WORK REQUIRED
Collect all the lines that mention the word "泡沫灭火器原理".

—————

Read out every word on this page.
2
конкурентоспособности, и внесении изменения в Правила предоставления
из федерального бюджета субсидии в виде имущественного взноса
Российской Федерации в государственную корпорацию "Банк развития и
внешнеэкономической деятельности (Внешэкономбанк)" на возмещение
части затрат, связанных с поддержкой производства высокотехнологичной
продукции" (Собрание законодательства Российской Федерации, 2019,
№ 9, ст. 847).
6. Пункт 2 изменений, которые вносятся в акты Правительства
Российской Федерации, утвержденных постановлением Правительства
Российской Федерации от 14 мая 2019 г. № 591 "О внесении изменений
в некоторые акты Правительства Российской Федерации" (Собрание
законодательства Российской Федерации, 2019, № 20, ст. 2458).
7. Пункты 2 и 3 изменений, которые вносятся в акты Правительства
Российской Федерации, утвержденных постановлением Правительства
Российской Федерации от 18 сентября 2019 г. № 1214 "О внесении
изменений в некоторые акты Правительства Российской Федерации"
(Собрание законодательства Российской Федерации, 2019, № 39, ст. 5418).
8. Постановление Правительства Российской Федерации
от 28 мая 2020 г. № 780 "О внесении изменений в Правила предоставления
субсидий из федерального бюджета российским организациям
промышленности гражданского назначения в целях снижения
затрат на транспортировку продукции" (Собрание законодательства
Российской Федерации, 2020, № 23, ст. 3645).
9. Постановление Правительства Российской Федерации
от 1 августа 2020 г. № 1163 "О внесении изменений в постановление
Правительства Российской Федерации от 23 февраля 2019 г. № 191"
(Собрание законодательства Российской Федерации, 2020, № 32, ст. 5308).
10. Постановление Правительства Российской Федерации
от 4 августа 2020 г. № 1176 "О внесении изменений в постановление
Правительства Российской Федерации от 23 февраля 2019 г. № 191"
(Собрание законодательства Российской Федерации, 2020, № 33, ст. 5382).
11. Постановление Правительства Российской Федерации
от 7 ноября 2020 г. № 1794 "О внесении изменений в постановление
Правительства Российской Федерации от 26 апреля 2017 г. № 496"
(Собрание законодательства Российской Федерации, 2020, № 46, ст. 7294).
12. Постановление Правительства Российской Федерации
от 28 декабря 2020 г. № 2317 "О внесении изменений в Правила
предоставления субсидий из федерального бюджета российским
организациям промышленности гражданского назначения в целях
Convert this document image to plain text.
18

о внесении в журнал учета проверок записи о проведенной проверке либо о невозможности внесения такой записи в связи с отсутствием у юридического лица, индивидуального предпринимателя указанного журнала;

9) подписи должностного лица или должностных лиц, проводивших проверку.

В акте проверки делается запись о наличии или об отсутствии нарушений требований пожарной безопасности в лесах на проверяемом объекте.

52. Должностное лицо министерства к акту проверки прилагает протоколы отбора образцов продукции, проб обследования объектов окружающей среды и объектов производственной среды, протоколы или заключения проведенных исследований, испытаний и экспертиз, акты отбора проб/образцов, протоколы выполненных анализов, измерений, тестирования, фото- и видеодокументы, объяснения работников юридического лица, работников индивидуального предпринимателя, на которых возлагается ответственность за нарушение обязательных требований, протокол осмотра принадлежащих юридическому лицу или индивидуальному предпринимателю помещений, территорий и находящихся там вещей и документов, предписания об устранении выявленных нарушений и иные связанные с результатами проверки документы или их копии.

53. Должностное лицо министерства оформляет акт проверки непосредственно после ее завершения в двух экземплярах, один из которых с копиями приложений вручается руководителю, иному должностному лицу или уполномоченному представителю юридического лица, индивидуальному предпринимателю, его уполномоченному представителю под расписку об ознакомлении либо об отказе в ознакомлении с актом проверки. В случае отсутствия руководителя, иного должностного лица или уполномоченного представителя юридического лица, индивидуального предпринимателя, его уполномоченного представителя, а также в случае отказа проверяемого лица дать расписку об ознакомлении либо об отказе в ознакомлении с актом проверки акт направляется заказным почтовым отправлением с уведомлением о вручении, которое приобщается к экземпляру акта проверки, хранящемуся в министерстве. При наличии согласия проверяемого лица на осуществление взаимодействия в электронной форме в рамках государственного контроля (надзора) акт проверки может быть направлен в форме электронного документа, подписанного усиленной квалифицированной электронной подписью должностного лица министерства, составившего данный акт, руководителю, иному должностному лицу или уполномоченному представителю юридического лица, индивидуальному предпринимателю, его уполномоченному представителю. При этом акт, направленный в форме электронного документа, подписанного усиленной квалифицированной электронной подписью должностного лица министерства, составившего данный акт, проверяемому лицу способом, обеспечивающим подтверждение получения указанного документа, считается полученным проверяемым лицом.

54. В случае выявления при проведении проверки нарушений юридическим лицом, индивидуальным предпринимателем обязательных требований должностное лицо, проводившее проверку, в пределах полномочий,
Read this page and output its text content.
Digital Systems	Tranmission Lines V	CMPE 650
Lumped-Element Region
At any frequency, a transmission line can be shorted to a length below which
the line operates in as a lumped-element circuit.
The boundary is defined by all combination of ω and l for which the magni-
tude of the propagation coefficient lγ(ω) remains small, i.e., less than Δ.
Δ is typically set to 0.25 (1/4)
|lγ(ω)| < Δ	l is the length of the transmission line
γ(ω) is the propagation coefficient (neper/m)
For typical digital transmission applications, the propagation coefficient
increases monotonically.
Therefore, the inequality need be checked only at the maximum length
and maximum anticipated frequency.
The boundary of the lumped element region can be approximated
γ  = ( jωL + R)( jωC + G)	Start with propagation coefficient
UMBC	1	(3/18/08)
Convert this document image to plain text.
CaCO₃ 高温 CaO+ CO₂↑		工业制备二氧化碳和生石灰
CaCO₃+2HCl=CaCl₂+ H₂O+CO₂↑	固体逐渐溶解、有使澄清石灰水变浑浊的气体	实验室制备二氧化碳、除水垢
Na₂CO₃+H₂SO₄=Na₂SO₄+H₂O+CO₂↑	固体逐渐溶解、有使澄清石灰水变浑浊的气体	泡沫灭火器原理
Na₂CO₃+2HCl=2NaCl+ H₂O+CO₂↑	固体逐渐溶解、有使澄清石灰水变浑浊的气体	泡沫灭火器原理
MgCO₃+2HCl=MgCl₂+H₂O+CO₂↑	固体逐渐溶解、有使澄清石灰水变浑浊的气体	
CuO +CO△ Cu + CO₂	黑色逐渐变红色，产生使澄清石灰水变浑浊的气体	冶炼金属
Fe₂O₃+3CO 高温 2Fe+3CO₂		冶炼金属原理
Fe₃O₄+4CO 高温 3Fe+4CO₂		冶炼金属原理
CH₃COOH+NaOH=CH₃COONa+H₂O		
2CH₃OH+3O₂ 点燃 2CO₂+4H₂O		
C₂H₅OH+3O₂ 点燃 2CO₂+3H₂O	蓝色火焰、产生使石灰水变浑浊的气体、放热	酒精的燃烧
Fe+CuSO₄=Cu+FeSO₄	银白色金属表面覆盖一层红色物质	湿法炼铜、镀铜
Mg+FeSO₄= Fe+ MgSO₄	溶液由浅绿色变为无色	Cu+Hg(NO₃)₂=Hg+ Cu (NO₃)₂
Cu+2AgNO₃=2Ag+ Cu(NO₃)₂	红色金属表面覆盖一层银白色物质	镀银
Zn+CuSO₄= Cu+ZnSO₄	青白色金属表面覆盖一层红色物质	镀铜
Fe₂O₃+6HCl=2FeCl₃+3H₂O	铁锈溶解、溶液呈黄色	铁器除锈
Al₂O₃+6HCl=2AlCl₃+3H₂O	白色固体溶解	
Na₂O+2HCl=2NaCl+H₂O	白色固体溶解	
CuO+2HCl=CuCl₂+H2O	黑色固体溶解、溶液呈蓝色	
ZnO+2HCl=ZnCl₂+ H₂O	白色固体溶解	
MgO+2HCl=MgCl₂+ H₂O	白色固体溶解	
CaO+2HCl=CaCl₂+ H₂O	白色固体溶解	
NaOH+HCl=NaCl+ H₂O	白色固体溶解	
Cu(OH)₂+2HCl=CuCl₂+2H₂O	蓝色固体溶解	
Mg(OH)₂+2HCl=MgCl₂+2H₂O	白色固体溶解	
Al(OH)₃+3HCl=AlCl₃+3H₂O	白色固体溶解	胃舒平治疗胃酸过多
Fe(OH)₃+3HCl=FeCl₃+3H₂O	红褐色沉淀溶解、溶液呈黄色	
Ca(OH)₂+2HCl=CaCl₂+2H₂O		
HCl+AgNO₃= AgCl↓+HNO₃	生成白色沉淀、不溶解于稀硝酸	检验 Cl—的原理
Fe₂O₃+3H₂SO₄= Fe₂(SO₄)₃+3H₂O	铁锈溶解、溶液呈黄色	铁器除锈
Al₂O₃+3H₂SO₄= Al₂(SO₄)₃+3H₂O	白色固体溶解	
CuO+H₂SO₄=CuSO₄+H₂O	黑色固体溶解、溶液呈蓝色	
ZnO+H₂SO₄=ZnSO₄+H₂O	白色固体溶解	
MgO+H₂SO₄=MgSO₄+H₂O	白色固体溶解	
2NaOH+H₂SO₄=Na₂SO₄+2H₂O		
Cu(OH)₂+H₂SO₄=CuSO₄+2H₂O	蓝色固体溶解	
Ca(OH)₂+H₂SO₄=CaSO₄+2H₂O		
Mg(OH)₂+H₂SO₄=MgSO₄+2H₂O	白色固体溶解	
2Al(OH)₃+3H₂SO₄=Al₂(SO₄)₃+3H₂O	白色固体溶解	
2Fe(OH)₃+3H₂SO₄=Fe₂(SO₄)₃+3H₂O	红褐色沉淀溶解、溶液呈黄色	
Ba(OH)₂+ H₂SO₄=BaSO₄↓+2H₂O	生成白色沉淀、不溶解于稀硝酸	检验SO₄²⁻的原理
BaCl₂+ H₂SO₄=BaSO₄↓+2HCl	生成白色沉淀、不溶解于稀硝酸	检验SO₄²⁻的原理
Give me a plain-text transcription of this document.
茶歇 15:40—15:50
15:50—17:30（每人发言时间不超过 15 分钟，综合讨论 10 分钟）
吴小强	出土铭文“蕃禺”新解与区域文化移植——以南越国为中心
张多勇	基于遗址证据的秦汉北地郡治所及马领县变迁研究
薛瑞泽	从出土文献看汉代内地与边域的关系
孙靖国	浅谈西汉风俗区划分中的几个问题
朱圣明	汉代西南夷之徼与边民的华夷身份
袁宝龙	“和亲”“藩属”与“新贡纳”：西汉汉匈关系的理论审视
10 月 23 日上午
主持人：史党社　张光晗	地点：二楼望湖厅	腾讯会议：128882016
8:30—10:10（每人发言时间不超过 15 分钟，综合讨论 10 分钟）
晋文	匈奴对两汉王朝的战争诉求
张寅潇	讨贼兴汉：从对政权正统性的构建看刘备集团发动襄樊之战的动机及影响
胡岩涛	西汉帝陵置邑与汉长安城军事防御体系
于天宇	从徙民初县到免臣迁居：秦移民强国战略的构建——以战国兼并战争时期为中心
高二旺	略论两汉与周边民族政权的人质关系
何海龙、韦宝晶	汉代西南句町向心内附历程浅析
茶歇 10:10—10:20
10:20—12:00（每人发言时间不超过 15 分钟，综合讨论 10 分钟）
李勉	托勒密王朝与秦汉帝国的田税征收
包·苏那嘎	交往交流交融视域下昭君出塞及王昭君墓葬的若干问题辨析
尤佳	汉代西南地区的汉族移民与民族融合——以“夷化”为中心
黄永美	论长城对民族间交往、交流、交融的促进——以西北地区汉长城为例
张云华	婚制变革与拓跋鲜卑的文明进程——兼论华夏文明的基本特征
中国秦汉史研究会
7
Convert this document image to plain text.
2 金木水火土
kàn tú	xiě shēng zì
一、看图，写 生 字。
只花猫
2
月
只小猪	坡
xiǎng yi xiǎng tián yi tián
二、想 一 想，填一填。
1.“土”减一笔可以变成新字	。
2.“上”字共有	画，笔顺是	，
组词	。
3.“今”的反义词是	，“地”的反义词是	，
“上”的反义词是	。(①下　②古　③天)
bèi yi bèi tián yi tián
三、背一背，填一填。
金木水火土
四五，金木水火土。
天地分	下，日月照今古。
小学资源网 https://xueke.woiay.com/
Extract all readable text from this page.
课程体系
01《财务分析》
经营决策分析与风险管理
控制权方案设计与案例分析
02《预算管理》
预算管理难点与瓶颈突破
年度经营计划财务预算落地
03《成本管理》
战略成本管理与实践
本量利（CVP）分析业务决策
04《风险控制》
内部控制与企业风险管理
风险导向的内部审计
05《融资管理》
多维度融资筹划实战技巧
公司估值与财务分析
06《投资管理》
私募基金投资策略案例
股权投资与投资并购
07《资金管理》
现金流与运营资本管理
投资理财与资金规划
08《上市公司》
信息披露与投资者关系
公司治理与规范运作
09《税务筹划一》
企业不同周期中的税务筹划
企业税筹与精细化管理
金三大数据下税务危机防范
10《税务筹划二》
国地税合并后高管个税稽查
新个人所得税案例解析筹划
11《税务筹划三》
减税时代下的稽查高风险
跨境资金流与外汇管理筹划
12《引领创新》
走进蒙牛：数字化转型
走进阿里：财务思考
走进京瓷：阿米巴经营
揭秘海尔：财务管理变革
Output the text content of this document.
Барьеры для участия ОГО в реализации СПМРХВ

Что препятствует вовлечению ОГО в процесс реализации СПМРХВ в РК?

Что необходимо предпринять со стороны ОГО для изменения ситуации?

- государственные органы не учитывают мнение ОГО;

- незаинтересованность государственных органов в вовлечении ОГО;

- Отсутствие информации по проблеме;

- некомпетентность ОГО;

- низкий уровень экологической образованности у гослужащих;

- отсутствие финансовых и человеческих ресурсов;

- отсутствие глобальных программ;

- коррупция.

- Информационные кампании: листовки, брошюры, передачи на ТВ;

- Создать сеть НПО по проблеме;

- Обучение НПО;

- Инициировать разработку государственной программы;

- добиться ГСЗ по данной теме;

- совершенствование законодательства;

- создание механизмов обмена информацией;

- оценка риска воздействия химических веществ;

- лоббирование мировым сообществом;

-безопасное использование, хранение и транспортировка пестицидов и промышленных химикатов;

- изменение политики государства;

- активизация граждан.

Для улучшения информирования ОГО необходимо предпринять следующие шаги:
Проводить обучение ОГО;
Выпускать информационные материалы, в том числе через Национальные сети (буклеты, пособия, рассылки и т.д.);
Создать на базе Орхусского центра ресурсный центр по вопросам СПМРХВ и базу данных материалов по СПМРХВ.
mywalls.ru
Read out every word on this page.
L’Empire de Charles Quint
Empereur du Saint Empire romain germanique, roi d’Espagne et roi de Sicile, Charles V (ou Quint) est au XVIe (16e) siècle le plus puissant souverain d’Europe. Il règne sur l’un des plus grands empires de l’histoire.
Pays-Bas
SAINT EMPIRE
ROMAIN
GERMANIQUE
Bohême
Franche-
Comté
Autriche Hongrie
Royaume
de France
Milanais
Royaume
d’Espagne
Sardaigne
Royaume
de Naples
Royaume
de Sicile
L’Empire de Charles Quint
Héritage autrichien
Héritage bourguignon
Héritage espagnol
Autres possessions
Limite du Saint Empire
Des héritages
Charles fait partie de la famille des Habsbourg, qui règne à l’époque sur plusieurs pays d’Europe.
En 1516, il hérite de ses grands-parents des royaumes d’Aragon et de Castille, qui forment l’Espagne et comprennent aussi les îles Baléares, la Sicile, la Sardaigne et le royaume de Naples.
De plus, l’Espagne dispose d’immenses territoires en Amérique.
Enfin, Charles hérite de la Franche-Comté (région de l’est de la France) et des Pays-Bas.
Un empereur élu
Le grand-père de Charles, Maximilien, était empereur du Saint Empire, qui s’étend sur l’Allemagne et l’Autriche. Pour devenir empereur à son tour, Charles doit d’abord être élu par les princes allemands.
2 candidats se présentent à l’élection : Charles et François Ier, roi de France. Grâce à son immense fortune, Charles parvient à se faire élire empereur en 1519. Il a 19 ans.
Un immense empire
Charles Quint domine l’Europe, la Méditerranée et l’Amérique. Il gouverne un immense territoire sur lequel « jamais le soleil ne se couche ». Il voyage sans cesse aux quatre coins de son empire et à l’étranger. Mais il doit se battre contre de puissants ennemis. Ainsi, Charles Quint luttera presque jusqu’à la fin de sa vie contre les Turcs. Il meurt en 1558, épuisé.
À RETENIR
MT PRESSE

—————

OUTPUT OF THE TASK
Na₂CO₃+H₂SO₄=Na₂SO₄+H₂O+CO₂↑	固体逐渐溶解、有使澄清石灰水变浑浊的气体	泡沫灭火器原理
Na₂CO₃+2HCl=2NaCl+ H₂O+CO₂↑	固体逐渐溶解、有使澄清石灰水变浑浊的气体	泡沫灭火器原理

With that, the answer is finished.